#### AIM OF THE EXERCISE
Each line that contains the word "object" counts once; give the total for the records below and nothing else.
───
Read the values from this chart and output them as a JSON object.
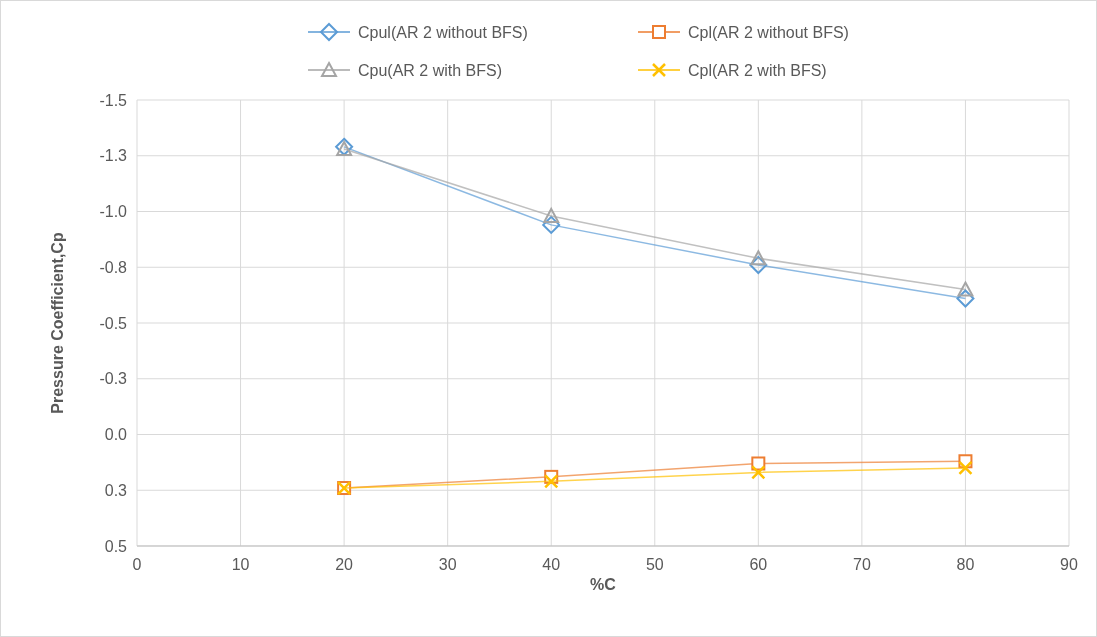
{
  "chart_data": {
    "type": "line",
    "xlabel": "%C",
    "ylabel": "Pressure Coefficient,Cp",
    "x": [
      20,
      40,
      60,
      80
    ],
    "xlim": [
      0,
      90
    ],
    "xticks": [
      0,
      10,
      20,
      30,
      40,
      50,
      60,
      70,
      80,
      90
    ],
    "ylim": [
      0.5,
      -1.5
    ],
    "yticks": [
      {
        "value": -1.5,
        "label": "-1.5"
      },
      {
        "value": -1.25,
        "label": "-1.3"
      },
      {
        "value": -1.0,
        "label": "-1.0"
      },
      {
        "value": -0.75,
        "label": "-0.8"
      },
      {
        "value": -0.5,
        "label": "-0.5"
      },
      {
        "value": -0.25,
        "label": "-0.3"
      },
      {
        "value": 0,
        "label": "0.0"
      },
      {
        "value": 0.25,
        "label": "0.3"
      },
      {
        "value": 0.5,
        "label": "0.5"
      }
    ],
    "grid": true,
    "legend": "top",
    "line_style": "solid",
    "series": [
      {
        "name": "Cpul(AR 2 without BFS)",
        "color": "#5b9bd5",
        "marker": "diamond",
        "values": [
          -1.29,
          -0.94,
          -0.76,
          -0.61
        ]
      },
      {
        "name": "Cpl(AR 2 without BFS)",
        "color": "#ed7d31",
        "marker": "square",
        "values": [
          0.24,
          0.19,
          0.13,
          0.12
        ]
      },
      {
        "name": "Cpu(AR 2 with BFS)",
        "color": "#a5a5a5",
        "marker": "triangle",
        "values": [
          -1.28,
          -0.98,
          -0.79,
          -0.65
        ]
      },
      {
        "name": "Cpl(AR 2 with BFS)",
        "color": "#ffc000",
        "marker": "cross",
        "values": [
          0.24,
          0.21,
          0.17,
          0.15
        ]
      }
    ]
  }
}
───
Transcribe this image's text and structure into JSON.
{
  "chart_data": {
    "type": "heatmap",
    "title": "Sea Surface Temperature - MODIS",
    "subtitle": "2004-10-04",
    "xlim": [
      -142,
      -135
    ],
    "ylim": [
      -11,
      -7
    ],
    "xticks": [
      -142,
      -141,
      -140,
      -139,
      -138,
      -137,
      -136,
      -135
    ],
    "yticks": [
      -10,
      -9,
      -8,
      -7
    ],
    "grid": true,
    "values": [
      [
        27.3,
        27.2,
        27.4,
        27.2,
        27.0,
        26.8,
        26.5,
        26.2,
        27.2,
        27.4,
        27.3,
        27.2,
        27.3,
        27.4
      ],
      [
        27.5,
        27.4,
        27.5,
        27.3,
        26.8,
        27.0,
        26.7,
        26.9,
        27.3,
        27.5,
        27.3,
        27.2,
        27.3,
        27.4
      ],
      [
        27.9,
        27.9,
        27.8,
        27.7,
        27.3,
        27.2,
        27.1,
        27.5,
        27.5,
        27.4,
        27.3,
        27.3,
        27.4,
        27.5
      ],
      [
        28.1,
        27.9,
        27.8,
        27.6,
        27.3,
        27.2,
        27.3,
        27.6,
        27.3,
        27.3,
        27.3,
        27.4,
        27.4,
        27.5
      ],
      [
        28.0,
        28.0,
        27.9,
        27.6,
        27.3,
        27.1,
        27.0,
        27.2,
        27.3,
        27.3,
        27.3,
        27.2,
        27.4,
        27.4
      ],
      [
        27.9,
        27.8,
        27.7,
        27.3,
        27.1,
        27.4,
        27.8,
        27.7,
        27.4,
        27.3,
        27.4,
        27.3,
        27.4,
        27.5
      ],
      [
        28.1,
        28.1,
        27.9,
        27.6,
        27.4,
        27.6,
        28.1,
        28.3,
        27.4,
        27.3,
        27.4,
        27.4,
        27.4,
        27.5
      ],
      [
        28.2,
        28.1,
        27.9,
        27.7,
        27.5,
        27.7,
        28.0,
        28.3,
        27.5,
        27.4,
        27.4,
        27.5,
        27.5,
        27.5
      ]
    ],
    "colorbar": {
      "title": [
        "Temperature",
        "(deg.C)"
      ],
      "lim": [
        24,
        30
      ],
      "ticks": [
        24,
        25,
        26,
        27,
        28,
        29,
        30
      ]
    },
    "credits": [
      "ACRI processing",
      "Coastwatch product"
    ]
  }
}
───
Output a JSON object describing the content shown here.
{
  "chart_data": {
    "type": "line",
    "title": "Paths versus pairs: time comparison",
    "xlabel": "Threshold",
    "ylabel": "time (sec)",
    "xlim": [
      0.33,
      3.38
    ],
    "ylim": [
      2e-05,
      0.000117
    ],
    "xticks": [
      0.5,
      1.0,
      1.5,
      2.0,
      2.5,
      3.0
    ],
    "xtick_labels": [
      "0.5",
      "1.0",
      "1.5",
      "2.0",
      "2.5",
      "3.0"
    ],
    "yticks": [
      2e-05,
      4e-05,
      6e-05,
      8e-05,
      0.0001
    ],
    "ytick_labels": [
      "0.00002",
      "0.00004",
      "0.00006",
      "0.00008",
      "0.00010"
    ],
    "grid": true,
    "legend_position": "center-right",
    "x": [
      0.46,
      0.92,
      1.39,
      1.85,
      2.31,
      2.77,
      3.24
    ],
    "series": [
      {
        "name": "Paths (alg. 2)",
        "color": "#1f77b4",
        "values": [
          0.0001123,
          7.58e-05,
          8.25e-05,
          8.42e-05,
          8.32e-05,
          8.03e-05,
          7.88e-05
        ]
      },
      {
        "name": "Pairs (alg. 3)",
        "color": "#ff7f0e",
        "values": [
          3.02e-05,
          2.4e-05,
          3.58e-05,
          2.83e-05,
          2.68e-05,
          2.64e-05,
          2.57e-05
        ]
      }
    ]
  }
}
───
#### EXPECTED OUTPUT
2